───── EXERCISE MATERIAL

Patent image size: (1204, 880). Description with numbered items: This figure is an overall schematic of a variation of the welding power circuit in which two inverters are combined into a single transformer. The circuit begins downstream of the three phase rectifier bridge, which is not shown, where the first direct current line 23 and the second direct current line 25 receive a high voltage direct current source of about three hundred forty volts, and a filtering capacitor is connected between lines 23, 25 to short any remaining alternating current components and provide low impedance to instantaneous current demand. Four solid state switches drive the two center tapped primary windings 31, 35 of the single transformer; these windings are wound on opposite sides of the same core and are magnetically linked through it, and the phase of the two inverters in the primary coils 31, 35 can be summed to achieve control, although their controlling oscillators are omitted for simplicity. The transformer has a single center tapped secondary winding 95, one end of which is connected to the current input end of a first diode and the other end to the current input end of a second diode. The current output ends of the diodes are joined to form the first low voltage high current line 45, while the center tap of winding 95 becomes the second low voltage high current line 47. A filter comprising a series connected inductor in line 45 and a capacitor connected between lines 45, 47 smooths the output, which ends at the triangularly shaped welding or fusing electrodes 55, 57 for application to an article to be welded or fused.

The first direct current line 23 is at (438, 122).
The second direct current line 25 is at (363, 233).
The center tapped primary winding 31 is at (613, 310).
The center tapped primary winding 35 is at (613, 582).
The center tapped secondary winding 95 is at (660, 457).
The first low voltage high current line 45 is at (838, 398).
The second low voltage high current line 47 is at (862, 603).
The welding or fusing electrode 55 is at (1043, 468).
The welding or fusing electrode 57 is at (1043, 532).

──────────
───── EXERCISE MATERIAL

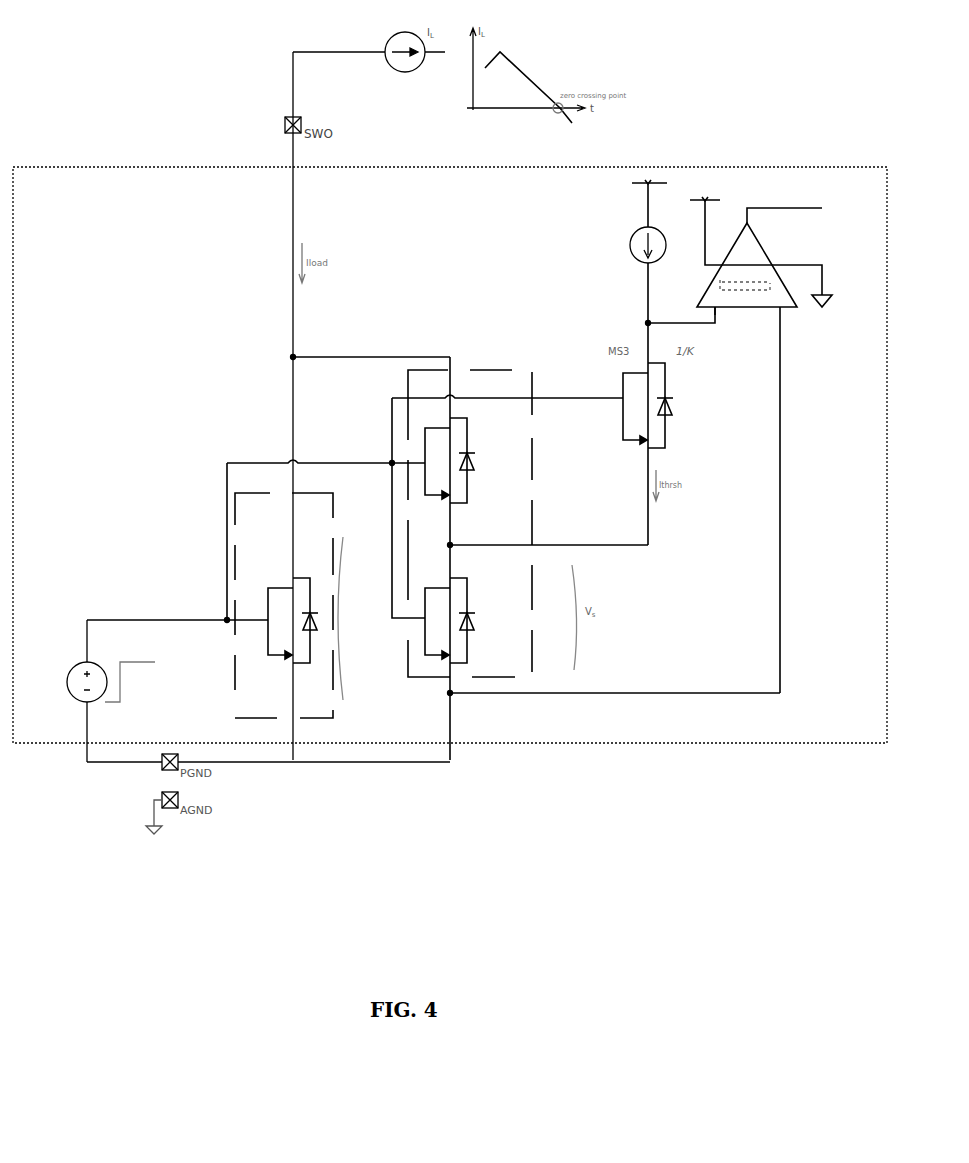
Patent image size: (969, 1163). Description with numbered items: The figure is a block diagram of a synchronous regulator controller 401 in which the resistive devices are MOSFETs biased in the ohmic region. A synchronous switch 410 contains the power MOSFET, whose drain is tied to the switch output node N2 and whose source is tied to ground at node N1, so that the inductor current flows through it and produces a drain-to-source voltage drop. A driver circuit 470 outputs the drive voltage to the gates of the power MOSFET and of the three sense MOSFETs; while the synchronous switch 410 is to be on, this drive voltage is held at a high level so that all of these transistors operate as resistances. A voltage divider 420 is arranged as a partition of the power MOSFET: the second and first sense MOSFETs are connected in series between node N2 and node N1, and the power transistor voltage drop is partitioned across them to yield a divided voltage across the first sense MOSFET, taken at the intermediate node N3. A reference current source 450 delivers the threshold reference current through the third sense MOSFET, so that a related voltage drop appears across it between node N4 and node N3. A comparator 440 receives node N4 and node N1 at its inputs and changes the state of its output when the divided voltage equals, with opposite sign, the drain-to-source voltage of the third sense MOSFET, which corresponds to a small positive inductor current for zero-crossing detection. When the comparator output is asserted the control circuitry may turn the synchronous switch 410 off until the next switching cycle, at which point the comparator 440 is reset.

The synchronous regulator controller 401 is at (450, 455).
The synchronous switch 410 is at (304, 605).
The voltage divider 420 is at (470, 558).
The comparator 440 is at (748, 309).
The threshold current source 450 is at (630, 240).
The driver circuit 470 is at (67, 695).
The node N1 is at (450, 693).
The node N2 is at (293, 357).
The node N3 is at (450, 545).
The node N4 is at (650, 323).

──────────

## WRITTEN TASK
Quote the records word for word, beginning at the line that contains "Patent image size: (969, 1163)." and ending after the line that contains "The node N3 is at (450, 545).".

## OUTPUT
Patent image size: (969, 1163). Description with numbered items: The figure is a block diagram of a synchronous regulator controller 401 in which the resistive devices are MOSFETs biased in the ohmic region. A synchronous switch 410 contains the power MOSFET, whose drain is tied to the switch output node N2 and whose source is tied to ground at node N1, so that the inductor current flows through it and produces a drain-to-source voltage drop. A driver circuit 470 outputs the drive voltage to the gates of the power MOSFET and of the three sense MOSFETs; while the synchronous switch 410 is to be on, this drive voltage is held at a high level so that all of these transistors operate as resistances. A voltage divider 420 is arranged as a partition of the power MOSFET: the second and first sense MOSFETs are connected in series between node N2 and node N1, and the power transistor voltage drop is partitioned across them to yield a divided voltage across the first sense MOSFET, taken at the intermediate node N3. A reference current source 450 delivers the threshold reference current through the third sense MOSFET, so that a related voltage drop appears across it between node N4 and node N3. A comparator 440 receives node N4 and node N1 at its inputs and changes the state of its output when the divided voltage equals, with opposite sign, the drain-to-source voltage of the third sense MOSFET, which corresponds to a small positive inductor current for zero-crossing detection. When the comparator output is asserted the control circuitry may turn the synchronous switch 410 off until the next switching cycle, at which point the comparator 440 is reset.

The synchronous regulator controller 401 is at (450, 455).
The synchronous switch 410 is at (304, 605).
The voltage divider 420 is at (470, 558).
The comparator 440 is at (748, 309).
The threshold current source 450 is at (630, 240).
The driver circuit 470 is at (67, 695).
The node N1 is at (450, 693).
The node N2 is at (293, 357).
The node N3 is at (450, 545).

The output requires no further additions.